EXERCISE DIRECTIONS - Locate the string "Klauseln" in the listing below. Copy every line where it is found.
★ ★ ★ ★ ★ ★ ★
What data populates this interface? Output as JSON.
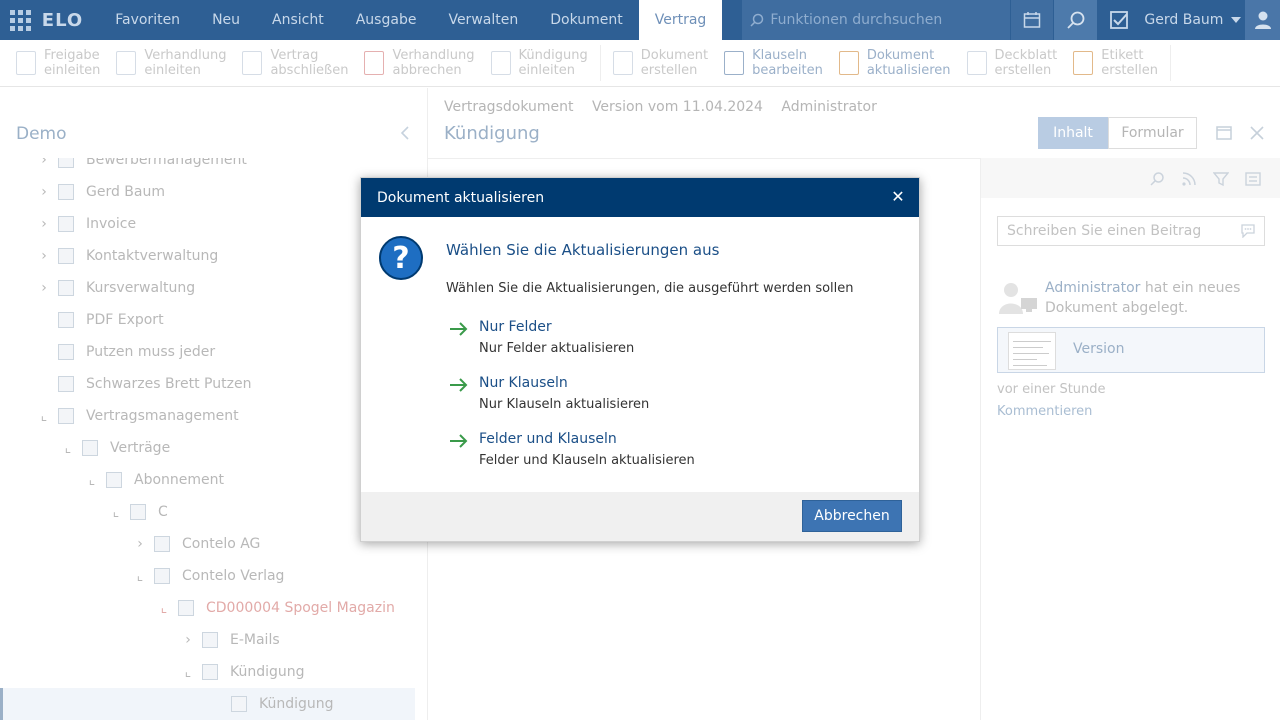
{
  "topbar": {
    "logo": "ELO",
    "menu": [
      "Favoriten",
      "Neu",
      "Ansicht",
      "Ausgabe",
      "Verwalten",
      "Dokument",
      "Vertrag"
    ],
    "active_menu": "Vertrag",
    "search_placeholder": "Funktionen durchsuchen",
    "user": "Gerd Baum"
  },
  "ribbon": [
    {
      "l1": "Freigabe",
      "l2": "einleiten"
    },
    {
      "l1": "Verhandlung",
      "l2": "einleiten"
    },
    {
      "l1": "Vertrag",
      "l2": "abschließen"
    },
    {
      "l1": "Verhandlung",
      "l2": "abbrechen"
    },
    {
      "l1": "Kündigung",
      "l2": "einleiten"
    },
    {
      "l1": "Dokument",
      "l2": "erstellen"
    },
    {
      "l1": "Klauseln",
      "l2": "bearbeiten"
    },
    {
      "l1": "Dokument",
      "l2": "aktualisieren"
    },
    {
      "l1": "Deckblatt",
      "l2": "erstellen"
    },
    {
      "l1": "Etikett",
      "l2": "erstellen"
    }
  ],
  "left": {
    "title": "Demo",
    "tree": [
      {
        "label": "Bewerbermanagement"
      },
      {
        "label": "Gerd Baum"
      },
      {
        "label": "Invoice"
      },
      {
        "label": "Kontaktverwaltung"
      },
      {
        "label": "Kursverwaltung"
      },
      {
        "label": "PDF Export"
      },
      {
        "label": "Putzen muss jeder"
      },
      {
        "label": "Schwarzes Brett Putzen"
      },
      {
        "label": "Vertragsmanagement"
      },
      {
        "label": "Verträge"
      },
      {
        "label": "Abonnement"
      },
      {
        "label": "C"
      },
      {
        "label": "Contelo AG"
      },
      {
        "label": "Contelo Verlag"
      },
      {
        "label": "CD000004 Spogel Magazin"
      },
      {
        "label": "E-Mails"
      },
      {
        "label": "Kündigung"
      },
      {
        "label": "Kündigung"
      }
    ]
  },
  "document": {
    "meta": [
      "Vertragsdokument",
      "Version vom 11.04.2024",
      "Administrator"
    ],
    "title": "Kündigung",
    "tab_content": "Inhalt",
    "tab_form": "Formular"
  },
  "feed": {
    "placeholder": "Schreiben Sie einen Beitrag",
    "author": "Administrator",
    "action": " hat ein neues Dokument abgelegt.",
    "card_label": "Version",
    "time": "vor einer Stunde",
    "comment": "Kommentieren"
  },
  "dialog": {
    "header": "Dokument aktualisieren",
    "title": "Wählen Sie die Aktualisierungen aus",
    "subtitle": "Wählen Sie die Aktualisierungen, die ausgeführt werden sollen",
    "options": [
      {
        "title": "Nur Felder",
        "desc": "Nur Felder aktualisieren"
      },
      {
        "title": "Nur Klauseln",
        "desc": "Nur Klauseln aktualisieren"
      },
      {
        "title": "Felder und Klauseln",
        "desc": "Felder und Klauseln aktualisieren"
      }
    ],
    "cancel": "Abbrechen"
  },
  "colors": {
    "topbar": "#2e5f94",
    "dialog_header": "#003a70",
    "primary_button": "#3d74b3",
    "option_arrow": "#3a9a4a"
  }
}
★ ★ ★ ★ ★ ★ ★
RESPONSE -
      "l1": "Klauseln",
        "title": "Nur Klauseln",
        "desc": "Nur Klauseln aktualisieren"
        "title": "Felder und Klauseln",
        "desc": "Felder und Klauseln aktualisieren"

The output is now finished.